• _Your instructions_: Report all lines from the entries below in which "dipstick" appears.

• _Dataset records_:
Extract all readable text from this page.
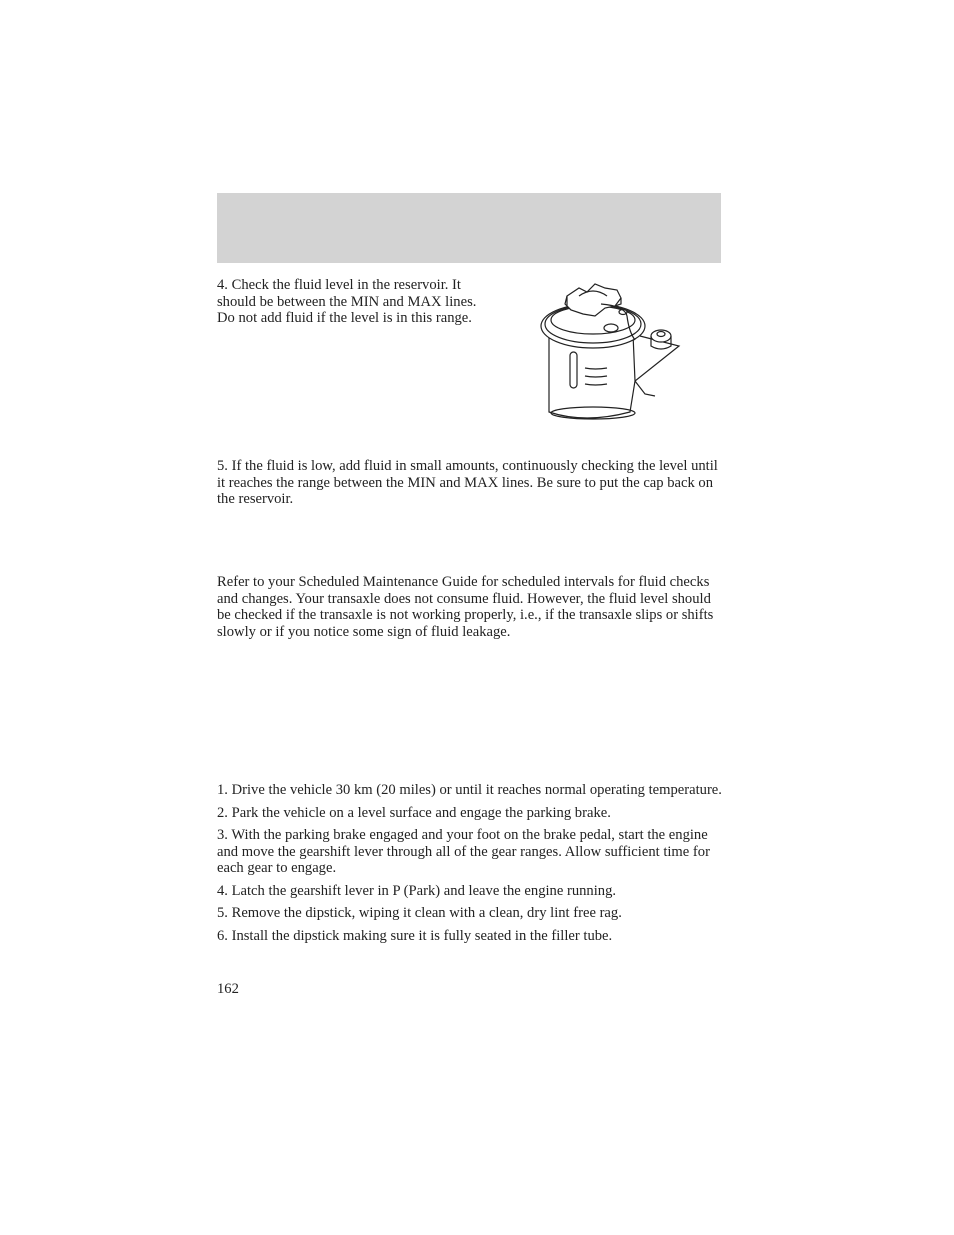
4. Check the fluid level in the reservoir. It should be between the MIN and MAX lines. Do not add fluid if the level is in this range.

5. If the fluid is low, add fluid in small amounts, continuously checking the level until it reaches the range between the MIN and MAX lines. Be sure to put the cap back on the reservoir.

Refer to your Scheduled Maintenance Guide for scheduled intervals for fluid checks and changes. Your transaxle does not consume fluid. However, the fluid level should be checked if the transaxle is not working properly, i.e., if the transaxle slips or shifts slowly or if you notice some sign of fluid leakage.

1. Drive the vehicle 30 km (20 miles) or until it reaches normal operating temperature.
2. Park the vehicle on a level surface and engage the parking brake.
3. With the parking brake engaged and your foot on the brake pedal, start the engine and move the gearshift lever through all of the gear ranges. Allow sufficient time for each gear to engage.
4. Latch the gearshift lever in P (Park) and leave the engine running.
5. Remove the dipstick, wiping it clean with a clean, dry lint free rag.
6. Install the dipstick making sure it is fully seated in the filler tube.

162
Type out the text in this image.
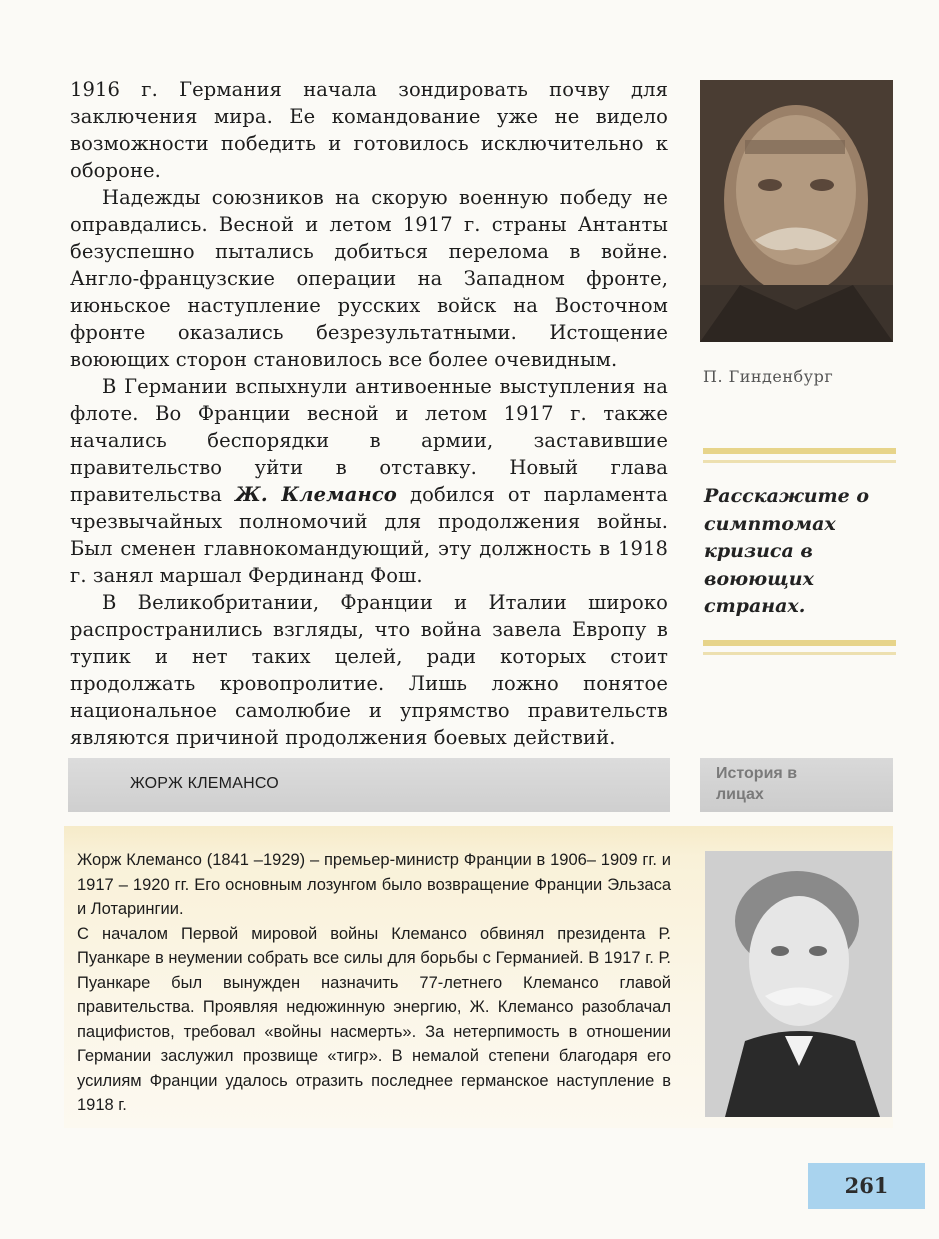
1916 г. Германия начала зондировать почву для заключения мира. Ее командование уже не видело возможности победить и готовилось исключительно к обороне.

Надежды союзников на скорую военную победу не оправдались. Весной и летом 1917 г. страны Антанты безуспешно пытались добиться перелома в войне. Англо-французские операции на Западном фронте, июньское наступление русских войск на Восточном фронте оказались безрезультатными. Истощение воюющих сторон становилось все более очевидным.

В Германии вспыхнули антивоенные выступления на флоте. Во Франции весной и летом 1917 г. также начались беспорядки в армии, заставившие правительство уйти в отставку. Новый глава правительства Ж. Клемансо добился от парламента чрезвычайных полномочий для продолжения войны. Был сменен главнокомандующий, эту должность в 1918 г. занял маршал Фердинанд Фош.

В Великобритании, Франции и Италии широко распространились взгляды, что война завела Европу в тупик и нет таких целей, ради которых стоит продолжать кровопролитие. Лишь ложно понятое национальное самолюбие и упрямство правительств являются причиной продолжения боевых действий.

П. Гинденбург
Расскажите о симптомах кризиса в воюющих странах.
ЖОРЖ КЛЕМАНСО
История в лицах

Жорж Клемансо (1841 –1929) – премьер-министр Франции в 1906– 1909 гг. и 1917 – 1920 гг. Его основным лозунгом было возвращение Франции Эльзаса и Лотарингии.

С началом Первой мировой войны Клемансо обвинял президента Р. Пуанкаре в неумении собрать все силы для борьбы с Германией. В 1917 г. Р. Пуанкаре был вынужден назначить 77-летнего Клемансо главой правительства. Проявляя недюжинную энергию, Ж. Клемансо разоблачал пацифистов, требовал «войны насмерть». За нетерпимость в отношении Германии заслужил прозвище «тигр». В немалой степени благодаря его усилиям Франции удалось отразить последнее германское наступление в 1918 г.

261
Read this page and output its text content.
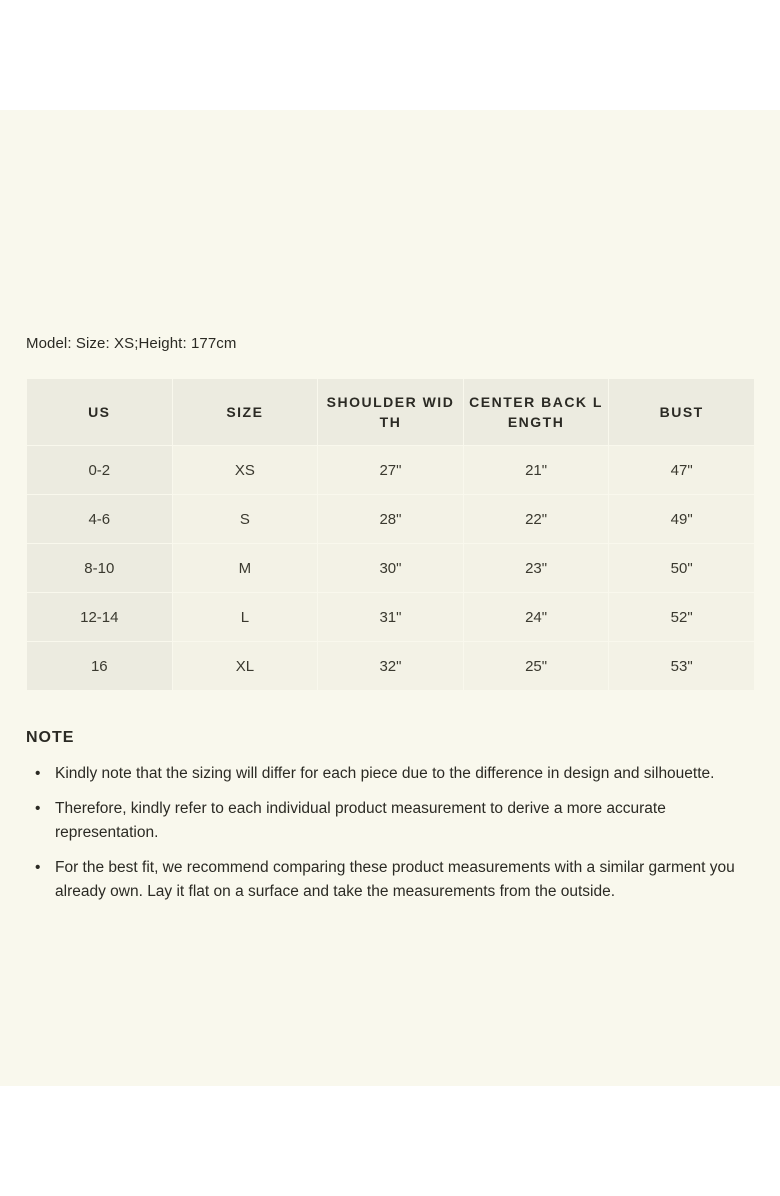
Model: Size: XS;Height: 177cm
US	SIZE	SHOULDER WIDTH	CENTER BACK LENGTH	BUST
0-2	XS	27"	21"	47"
4-6	S	28"	22"	49"
8-10	M	30"	23"	50"
12-14	L	31"	24"	52"
16	XL	32"	25"	53"
NOTE
• Kindly note that the sizing will differ for each piece due to the difference in design and silhouette.
• Therefore, kindly refer to each individual product measurement to derive a more accurate representation.
• For the best fit, we recommend comparing these product measurements with a similar garment you already own. Lay it flat on a surface and take the measurements from the outside.
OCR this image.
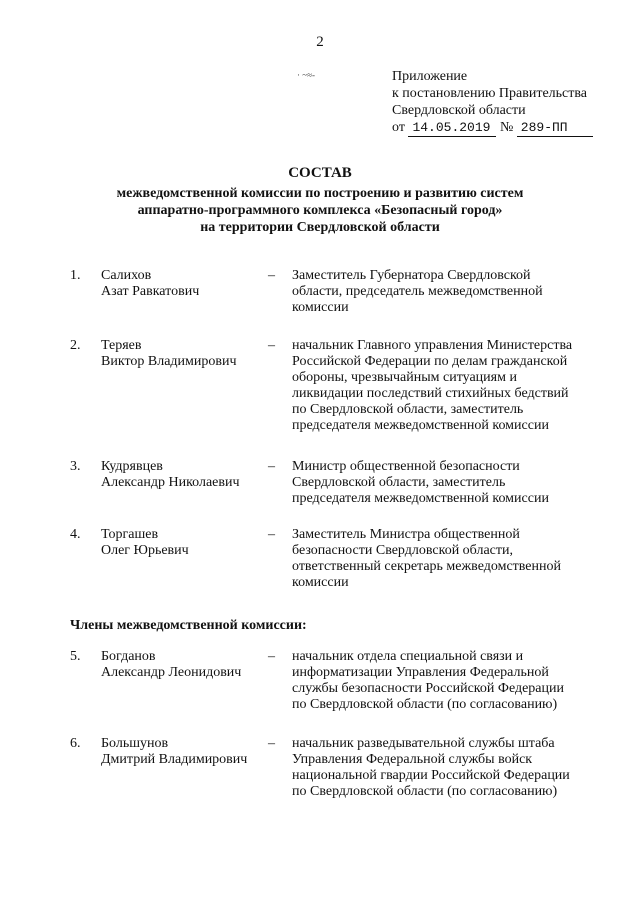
2
· ~≈-	Приложение
к постановлению Правительства
Свердловской области
от 14.05.2019 № 289-ПП
СОСТАВ
межведомственной комиссии по построению и развитию систем
аппаратно-программного комплекса «Безопасный город»
на территории Свердловской области
1. Салихов
Азат Равкатович
– Заместитель Губернатора Свердловской
области, председатель межведомственной
комиссии
2. Теряев
Виктор Владимирович
– начальник Главного управления Министерства
Российской Федерации по делам гражданской
обороны, чрезвычайным ситуациям и
ликвидации последствий стихийных бедствий
по Свердловской области, заместитель
председателя межведомственной комиссии
3. Кудрявцев
Александр Николаевич
– Министр общественной безопасности
Свердловской области, заместитель
председателя межведомственной комиссии
4. Торгашев
Олег Юрьевич
– Заместитель Министра общественной
безопасности Свердловской области,
ответственный секретарь межведомственной
комиссии
Члены межведомственной комиссии:
5. Богданов
Александр Леонидович
– начальник отдела специальной связи и
информатизации Управления Федеральной
службы безопасности Российской Федерации
по Свердловской области (по согласованию)
6. Большунов
Дмитрий Владимирович
– начальник разведывательной службы штаба
Управления Федеральной службы войск
национальной гвардии Российской Федерации
по Свердловской области (по согласованию)
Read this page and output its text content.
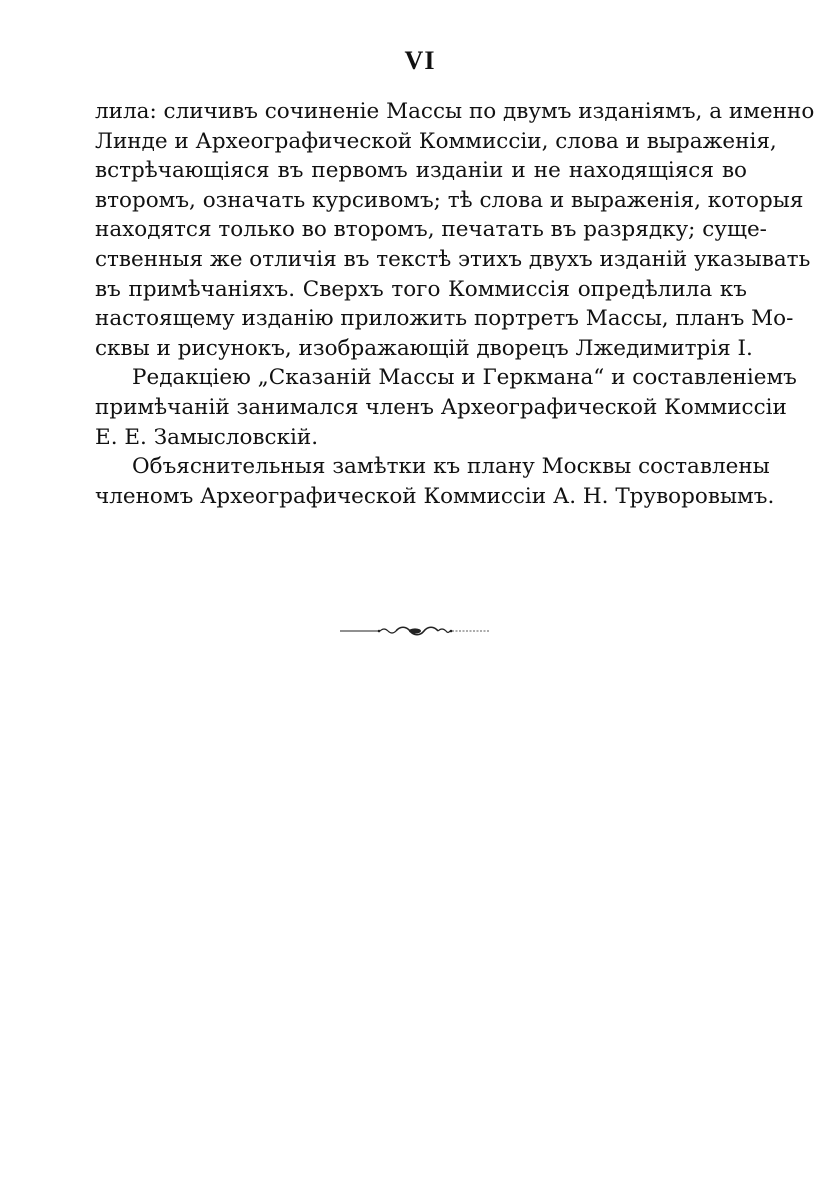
VI
лила: сличивъ сочиненіе Массы по двумъ изданіямъ, а именно
Линде и Археографической Коммиссіи, слова и выраженія,
встрѣчающіяся въ первомъ изданіи и не находящіяся во
второмъ, означать курсивомъ; тѣ слова и выраженія, которыя
находятся только во второмъ, печатать въ разрядку; суще-
ственныя же отличія въ текстѣ этихъ двухъ изданій указывать
въ примѣчаніяхъ. Сверхъ того Коммиссія опредѣлила къ
настоящему изданію приложить портретъ Массы, планъ Мо-
сквы и рисунокъ, изображающій дворецъ Лжедимитрія І.
Редакціею „Сказаній Массы и Геркмана“ и составленіемъ
примѣчаній занимался членъ Археографической Коммиссіи
Е. Е. Замысловскій.
Объяснительныя замѣтки къ плану Москвы составлены
членомъ Археографической Коммиссіи А. Н. Труворовымъ.
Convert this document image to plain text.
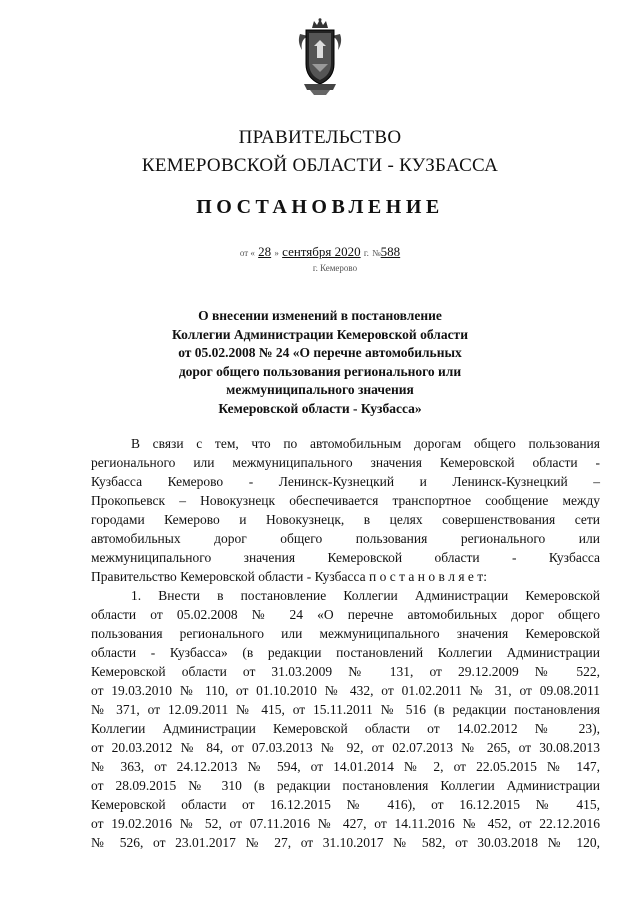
ПРАВИТЕЛЬСТВО
КЕМЕРОВСКОЙ ОБЛАСТИ - КУЗБАССА
ПОСТАНОВЛЕНИЕ
от « 28 » сентября 2020 г. №588
г. Кемерово
О внесении изменений в постановление
Коллегии Администрации Кемеровской области
от 05.02.2008 № 24 «О перечне автомобильных
дорог общего пользования регионального или
межмуниципального значения
Кемеровской области - Кузбасса»
В связи с тем, что по автомобильным дорогам общего пользования
регионального или межмуниципального значения Кемеровской области -
Кузбасса Кемерово - Ленинск-Кузнецкий и Ленинск-Кузнецкий –
Прокопьевск – Новокузнецк обеспечивается транспортное сообщение между
городами Кемерово и Новокузнецк, в целях совершенствования сети
автомобильных дорог общего пользования регионального или
межмуниципального значения Кемеровской области - Кузбасса
Правительство Кемеровской области - Кузбасса п о с т а н о в л я е т:
1. Внести в постановление Коллегии Администрации Кемеровской
области от 05.02.2008 № 24 «О перечне автомобильных дорог общего
пользования регионального или межмуниципального значения Кемеровской
области - Кузбасса» (в редакции постановлений Коллегии Администрации
Кемеровской области от 31.03.2009 № 131, от 29.12.2009 № 522,
от 19.03.2010 № 110, от 01.10.2010 № 432, от 01.02.2011 № 31, от 09.08.2011
№ 371, от 12.09.2011 № 415, от 15.11.2011 № 516 (в редакции постановления
Коллегии Администрации Кемеровской области от 14.02.2012 № 23),
от 20.03.2012 № 84, от 07.03.2013 № 92, от 02.07.2013 № 265, от 30.08.2013
№ 363, от 24.12.2013 № 594, от 14.01.2014 № 2, от 22.05.2015 № 147,
от 28.09.2015 № 310 (в редакции постановления Коллегии Администрации
Кемеровской области от 16.12.2015 № 416), от 16.12.2015 № 415,
от 19.02.2016 № 52, от 07.11.2016 № 427, от 14.11.2016 № 452, от 22.12.2016
№ 526, от 23.01.2017 № 27, от 31.10.2017 № 582, от 30.03.2018 № 120,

• _Full output_:
5. Remove the dipstick, wiping it clean with a clean, dry lint free rag.
6. Install the dipstick making sure it is fully seated in the filler tube.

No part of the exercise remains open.